**Work instructions:**
(1) Answer these questions from the passage on complexity in marketing I.T., each on its own line:
(a) How does the writer view every piece of unjustified complexity?
(b) When thinking of development costs, what should you budget for?
(c) What should be prioritized over adding new features?
(2) List the pieces of advice in the second paragraph of the passage on complexity in marketing I.T., except the short one about making it suck less.

**Given text:**
══════════════════════════════

I know that the message I have been sending is that marketing I.T. is complex and messy and you just need to deal with it. To an extent, this is true. But it also means that whenever there is an opportunity to simplify something, you need to take it. I see every piece of unjustified complexity as a risk with unknown cost. It is easy to relate to the added up-front cost of adding a little flourish that makes an application more interesting. It takes experience to understand the long term cost of maintaining something that is more complicated than it needs to be. Even if that clever code is lucky enough not to break when something else changes, it will perpetually need to be circumnavigated by others who barely understand how it works. Before long, you have a culture of people who are afraid to touch things and cruft is inevitable.

If there is a way to do something in a more direct way, take that approach. When thinking of development costs, budget for the cost of maintaining that code. Prioritize refactoring and refinement over adding new features. Make is suck less. Most of all, don't let your complexity outgrow your capacity to manage. it.

══════════════════════════════

**Source material:**
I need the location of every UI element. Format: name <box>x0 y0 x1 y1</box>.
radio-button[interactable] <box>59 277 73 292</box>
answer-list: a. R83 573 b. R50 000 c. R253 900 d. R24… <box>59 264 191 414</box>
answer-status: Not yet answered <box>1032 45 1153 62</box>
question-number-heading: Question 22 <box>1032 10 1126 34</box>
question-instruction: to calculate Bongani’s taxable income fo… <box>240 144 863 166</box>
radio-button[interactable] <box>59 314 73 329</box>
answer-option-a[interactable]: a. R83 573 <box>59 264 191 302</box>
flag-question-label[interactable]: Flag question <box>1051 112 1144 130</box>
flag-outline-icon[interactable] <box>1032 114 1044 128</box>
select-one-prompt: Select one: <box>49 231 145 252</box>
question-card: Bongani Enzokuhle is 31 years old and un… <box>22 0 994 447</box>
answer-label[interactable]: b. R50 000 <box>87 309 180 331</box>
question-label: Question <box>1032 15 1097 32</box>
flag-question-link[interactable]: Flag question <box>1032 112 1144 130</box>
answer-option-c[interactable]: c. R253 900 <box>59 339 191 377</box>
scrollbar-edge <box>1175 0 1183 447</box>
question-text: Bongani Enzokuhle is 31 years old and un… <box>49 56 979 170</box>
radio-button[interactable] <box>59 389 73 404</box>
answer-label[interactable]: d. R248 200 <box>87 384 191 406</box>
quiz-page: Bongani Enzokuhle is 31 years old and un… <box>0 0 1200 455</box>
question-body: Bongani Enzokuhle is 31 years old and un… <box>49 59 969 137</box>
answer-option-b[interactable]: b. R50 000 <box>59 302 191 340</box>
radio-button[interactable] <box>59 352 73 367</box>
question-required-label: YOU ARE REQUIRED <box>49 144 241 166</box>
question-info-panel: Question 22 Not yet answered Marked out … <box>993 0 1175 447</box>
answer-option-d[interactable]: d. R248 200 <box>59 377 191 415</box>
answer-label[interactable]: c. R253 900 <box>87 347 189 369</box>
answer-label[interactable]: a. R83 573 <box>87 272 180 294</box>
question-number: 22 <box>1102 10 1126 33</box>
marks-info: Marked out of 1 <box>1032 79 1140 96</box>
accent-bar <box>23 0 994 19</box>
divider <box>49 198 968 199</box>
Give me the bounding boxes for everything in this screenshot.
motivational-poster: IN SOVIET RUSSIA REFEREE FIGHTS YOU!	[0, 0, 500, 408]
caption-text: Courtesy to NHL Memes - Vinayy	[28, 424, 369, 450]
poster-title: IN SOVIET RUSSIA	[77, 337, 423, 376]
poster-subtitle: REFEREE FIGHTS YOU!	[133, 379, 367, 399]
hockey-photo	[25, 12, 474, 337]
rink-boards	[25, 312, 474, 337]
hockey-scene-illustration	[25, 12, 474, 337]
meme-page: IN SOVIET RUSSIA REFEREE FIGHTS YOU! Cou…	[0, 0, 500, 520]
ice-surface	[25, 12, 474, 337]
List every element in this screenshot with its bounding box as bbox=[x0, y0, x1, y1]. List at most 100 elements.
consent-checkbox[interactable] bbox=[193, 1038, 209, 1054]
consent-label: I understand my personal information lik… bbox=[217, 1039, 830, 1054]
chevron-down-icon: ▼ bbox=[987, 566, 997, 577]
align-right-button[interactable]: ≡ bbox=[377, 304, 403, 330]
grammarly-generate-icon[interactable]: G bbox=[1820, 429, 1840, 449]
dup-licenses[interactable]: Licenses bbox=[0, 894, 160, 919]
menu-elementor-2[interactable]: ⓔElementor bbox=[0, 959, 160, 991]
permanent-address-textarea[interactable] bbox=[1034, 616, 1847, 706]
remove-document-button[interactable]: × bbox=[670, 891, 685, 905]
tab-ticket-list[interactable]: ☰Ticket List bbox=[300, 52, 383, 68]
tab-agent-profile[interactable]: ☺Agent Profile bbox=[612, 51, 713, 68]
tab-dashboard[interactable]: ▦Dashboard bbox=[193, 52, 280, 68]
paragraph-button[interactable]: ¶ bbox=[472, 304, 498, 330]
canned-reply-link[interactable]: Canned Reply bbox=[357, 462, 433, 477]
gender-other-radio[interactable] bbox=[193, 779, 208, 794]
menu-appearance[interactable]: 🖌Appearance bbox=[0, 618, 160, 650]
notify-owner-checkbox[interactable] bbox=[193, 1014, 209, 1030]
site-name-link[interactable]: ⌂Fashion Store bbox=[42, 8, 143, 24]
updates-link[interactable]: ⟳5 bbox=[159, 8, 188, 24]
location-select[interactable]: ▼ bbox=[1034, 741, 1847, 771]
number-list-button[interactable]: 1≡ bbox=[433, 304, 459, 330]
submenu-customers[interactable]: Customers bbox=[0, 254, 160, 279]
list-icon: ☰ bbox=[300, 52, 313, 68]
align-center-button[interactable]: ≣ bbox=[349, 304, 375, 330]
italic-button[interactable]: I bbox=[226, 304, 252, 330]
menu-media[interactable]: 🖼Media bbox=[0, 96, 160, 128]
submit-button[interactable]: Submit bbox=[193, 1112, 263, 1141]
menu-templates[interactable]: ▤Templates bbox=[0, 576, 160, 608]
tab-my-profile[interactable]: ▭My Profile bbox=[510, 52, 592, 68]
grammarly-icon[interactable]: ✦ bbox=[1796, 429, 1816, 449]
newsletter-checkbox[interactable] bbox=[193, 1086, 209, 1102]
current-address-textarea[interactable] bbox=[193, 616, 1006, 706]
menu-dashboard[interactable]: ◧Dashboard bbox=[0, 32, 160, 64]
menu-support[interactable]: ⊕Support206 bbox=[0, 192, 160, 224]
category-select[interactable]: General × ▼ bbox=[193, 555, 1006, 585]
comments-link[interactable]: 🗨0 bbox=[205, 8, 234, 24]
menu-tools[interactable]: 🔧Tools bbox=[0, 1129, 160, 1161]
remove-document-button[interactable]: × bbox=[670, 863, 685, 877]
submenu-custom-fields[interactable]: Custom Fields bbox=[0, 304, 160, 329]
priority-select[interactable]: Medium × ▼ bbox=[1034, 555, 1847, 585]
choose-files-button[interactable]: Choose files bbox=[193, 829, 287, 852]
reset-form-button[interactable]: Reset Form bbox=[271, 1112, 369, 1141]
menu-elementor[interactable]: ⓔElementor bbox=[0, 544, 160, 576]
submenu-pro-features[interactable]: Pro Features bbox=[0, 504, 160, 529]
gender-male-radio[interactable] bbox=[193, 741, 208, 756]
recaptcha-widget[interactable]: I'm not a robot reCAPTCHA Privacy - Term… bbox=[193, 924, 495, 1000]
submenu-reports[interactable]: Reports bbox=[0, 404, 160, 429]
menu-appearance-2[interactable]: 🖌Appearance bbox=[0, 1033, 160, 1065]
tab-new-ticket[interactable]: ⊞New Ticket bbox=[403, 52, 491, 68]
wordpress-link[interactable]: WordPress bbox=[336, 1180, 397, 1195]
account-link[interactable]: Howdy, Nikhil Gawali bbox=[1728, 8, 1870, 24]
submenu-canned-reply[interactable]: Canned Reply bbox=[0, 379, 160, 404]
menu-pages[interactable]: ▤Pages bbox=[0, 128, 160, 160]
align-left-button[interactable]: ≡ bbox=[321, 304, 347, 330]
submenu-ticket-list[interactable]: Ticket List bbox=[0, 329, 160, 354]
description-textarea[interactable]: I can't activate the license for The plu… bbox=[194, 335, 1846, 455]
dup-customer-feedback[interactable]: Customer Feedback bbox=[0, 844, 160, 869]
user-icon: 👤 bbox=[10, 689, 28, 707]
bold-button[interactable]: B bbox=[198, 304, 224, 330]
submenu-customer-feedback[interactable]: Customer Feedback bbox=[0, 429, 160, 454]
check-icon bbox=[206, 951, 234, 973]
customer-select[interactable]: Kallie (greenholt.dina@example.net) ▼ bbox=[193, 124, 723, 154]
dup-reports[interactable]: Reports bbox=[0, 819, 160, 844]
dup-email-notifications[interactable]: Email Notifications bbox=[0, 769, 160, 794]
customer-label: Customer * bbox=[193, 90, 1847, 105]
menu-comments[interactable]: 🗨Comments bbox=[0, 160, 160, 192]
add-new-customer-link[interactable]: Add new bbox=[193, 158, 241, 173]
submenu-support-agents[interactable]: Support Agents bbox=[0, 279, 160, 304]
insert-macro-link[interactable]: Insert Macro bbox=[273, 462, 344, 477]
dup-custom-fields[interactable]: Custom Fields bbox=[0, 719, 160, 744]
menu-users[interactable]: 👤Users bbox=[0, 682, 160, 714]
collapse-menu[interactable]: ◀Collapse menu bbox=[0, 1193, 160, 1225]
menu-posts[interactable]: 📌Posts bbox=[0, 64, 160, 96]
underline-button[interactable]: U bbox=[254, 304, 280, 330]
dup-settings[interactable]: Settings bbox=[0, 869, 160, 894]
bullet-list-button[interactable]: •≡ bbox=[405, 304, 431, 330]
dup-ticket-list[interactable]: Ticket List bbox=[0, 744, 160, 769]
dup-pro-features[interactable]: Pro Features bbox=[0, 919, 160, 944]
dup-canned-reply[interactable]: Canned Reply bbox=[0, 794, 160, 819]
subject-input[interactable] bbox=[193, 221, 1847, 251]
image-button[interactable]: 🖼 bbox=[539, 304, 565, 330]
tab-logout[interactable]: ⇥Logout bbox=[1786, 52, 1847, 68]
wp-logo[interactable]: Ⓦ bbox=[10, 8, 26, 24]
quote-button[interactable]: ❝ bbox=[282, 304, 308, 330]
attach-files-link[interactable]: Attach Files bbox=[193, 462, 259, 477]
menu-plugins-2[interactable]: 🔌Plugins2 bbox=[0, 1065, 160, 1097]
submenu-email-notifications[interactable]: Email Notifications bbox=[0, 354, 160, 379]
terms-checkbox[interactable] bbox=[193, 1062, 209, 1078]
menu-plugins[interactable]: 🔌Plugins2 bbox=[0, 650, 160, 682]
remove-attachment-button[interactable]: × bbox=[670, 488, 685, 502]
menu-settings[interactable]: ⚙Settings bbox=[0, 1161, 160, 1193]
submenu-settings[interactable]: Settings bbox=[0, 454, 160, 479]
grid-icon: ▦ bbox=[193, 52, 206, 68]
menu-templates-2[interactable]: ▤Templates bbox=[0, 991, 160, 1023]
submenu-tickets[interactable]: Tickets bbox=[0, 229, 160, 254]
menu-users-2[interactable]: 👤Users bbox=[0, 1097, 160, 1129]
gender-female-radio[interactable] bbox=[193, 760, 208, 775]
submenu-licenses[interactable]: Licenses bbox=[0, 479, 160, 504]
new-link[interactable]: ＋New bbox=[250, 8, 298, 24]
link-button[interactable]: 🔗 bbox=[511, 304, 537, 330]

══════════════════════════════

**Solutions in order:**
(1)
(a) As a risk with unknown cost.
(b) The cost of maintaining that code.
(c) Refactoring and refinement.

(2)
- If there is a more direct way to do something, take that approach.
- When thinking of development costs, budget for the cost of maintaining that code.
- Prioritize refactoring and refinement over adding new features.
- Don't let your complexity outgrow your capacity to manage it.